### Given request:
Leave the pictures out. Return all other data exactly.

----- Data rows -----

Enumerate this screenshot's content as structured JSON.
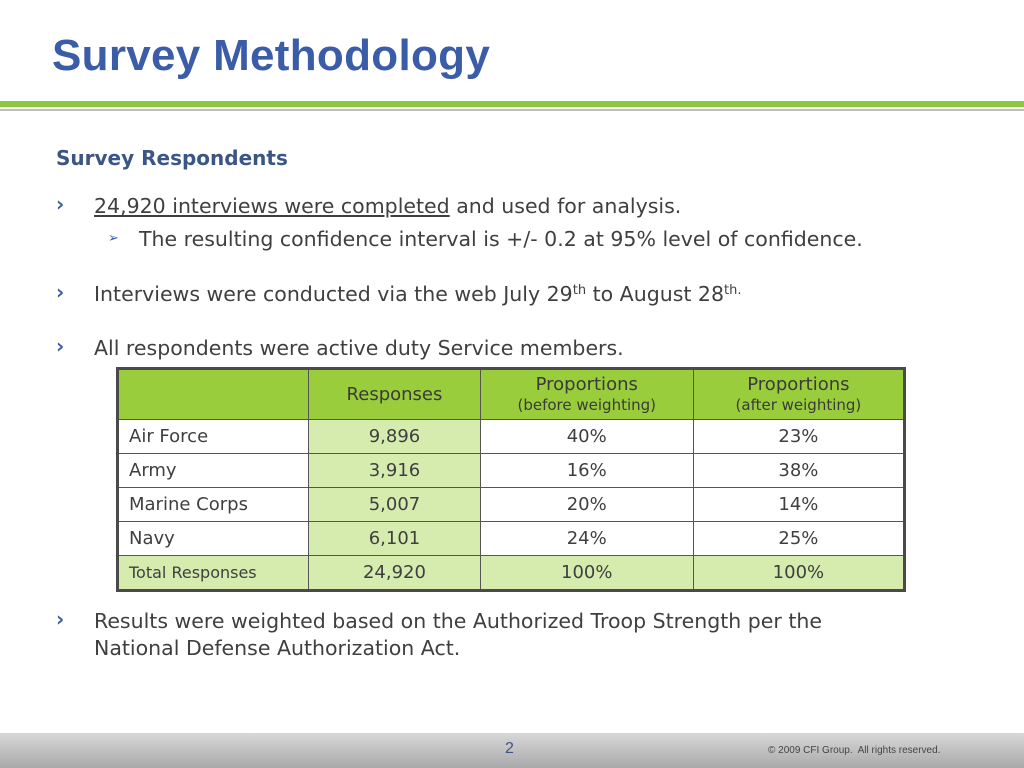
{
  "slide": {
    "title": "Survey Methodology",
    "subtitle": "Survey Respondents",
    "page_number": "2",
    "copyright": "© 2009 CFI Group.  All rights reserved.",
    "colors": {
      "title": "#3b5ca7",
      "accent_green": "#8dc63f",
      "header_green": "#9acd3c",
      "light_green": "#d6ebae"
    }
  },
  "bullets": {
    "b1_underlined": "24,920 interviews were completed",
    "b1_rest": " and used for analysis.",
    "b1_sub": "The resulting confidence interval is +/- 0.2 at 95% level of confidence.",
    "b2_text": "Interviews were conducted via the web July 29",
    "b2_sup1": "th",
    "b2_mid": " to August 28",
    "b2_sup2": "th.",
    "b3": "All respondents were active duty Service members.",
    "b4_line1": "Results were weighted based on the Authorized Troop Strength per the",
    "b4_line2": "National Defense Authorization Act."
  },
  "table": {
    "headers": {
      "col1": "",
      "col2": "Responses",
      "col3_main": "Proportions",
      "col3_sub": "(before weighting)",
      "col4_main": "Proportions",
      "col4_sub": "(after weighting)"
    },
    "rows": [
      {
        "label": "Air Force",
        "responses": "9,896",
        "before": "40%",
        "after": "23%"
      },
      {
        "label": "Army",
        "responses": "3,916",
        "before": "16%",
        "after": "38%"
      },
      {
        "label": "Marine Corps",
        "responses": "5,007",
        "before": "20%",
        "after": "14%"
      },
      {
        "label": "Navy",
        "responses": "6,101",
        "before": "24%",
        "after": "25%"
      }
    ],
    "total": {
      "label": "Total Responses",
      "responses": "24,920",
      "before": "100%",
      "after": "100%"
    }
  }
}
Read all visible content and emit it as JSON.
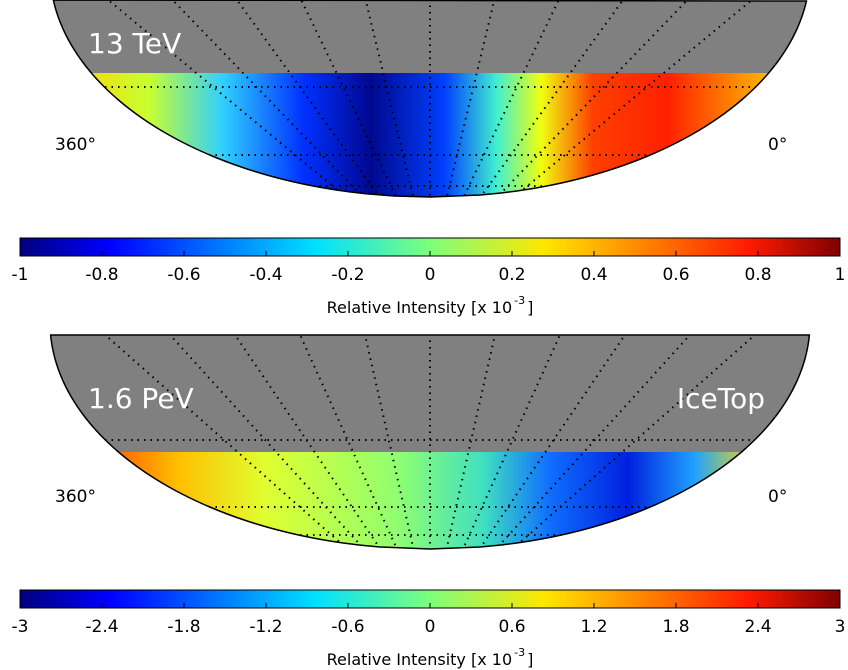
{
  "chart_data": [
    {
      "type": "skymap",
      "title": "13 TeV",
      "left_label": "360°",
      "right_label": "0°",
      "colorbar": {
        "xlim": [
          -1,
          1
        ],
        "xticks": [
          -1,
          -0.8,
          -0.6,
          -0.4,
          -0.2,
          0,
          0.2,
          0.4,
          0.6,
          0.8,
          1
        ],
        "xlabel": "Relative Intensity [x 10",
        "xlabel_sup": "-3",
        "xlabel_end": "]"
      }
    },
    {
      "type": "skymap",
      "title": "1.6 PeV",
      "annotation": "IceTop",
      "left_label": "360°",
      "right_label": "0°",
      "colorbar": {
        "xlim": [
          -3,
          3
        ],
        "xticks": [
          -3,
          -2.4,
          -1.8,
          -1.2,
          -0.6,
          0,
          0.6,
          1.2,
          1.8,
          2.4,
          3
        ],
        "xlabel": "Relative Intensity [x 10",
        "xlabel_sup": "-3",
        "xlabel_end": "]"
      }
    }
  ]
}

-----

### Answer to this problem:
Enumerate this screenshot's content as structured JSON.
{
  "slide": {
    "title": "Survey Methodology",
    "subtitle": "Survey Respondents",
    "page_number": "2",
    "copyright": "© 2009 CFI Group.  All rights reserved.",
    "colors": {
      "title": "#3b5ca7",
      "accent_green": "#8dc63f",
      "header_green": "#9acd3c",
      "light_green": "#d6ebae"
    }
  },
  "bullets": {
    "b1_underlined": "24,920 interviews were completed",
    "b1_rest": " and used for analysis.",
    "b1_sub": "The resulting confidence interval is +/- 0.2 at 95% level of confidence.",
    "b2_text": "Interviews were conducted via the web July 29",
    "b2_sup1": "th",
    "b2_mid": " to August 28",
    "b2_sup2": "th.",
    "b3": "All respondents were active duty Service members.",
    "b4_line1": "Results were weighted based on the Authorized Troop Strength per the",
    "b4_line2": "National Defense Authorization Act."
  },
  "table": {
    "headers": {
      "col1": "",
      "col2": "Responses",
      "col3_main": "Proportions",
      "col3_sub": "(before weighting)",
      "col4_main": "Proportions",
      "col4_sub": "(after weighting)"
    },
    "rows": [
      {
        "label": "Air Force",
        "responses": "9,896",
        "before": "40%",
        "after": "23%"
      },
      {
        "label": "Army",
        "responses": "3,916",
        "before": "16%",
        "after": "38%"
      },
      {
        "label": "Marine Corps",
        "responses": "5,007",
        "before": "20%",
        "after": "14%"
      },
      {
        "label": "Navy",
        "responses": "6,101",
        "before": "24%",
        "after": "25%"
      }
    ],
    "total": {
      "label": "Total Responses",
      "responses": "24,920",
      "before": "100%",
      "after": "100%"
    }
  }
}
Read all visible content and emit it as JSON.
{
  "chart_data": [
    {
      "type": "skymap",
      "title": "13 TeV",
      "left_label": "360°",
      "right_label": "0°",
      "colorbar": {
        "xlim": [
          -1,
          1
        ],
        "xticks": [
          -1,
          -0.8,
          -0.6,
          -0.4,
          -0.2,
          0,
          0.2,
          0.4,
          0.6,
          0.8,
          1
        ],
        "xlabel": "Relative Intensity [x 10",
        "xlabel_sup": "-3",
        "xlabel_end": "]"
      }
    },
    {
      "type": "skymap",
      "title": "1.6 PeV",
      "annotation": "IceTop",
      "left_label": "360°",
      "right_label": "0°",
      "colorbar": {
        "xlim": [
          -3,
          3
        ],
        "xticks": [
          -3,
          -2.4,
          -1.8,
          -1.2,
          -0.6,
          0,
          0.6,
          1.2,
          1.8,
          2.4,
          3
        ],
        "xlabel": "Relative Intensity [x 10",
        "xlabel_sup": "-3",
        "xlabel_end": "]"
      }
    }
  ]
}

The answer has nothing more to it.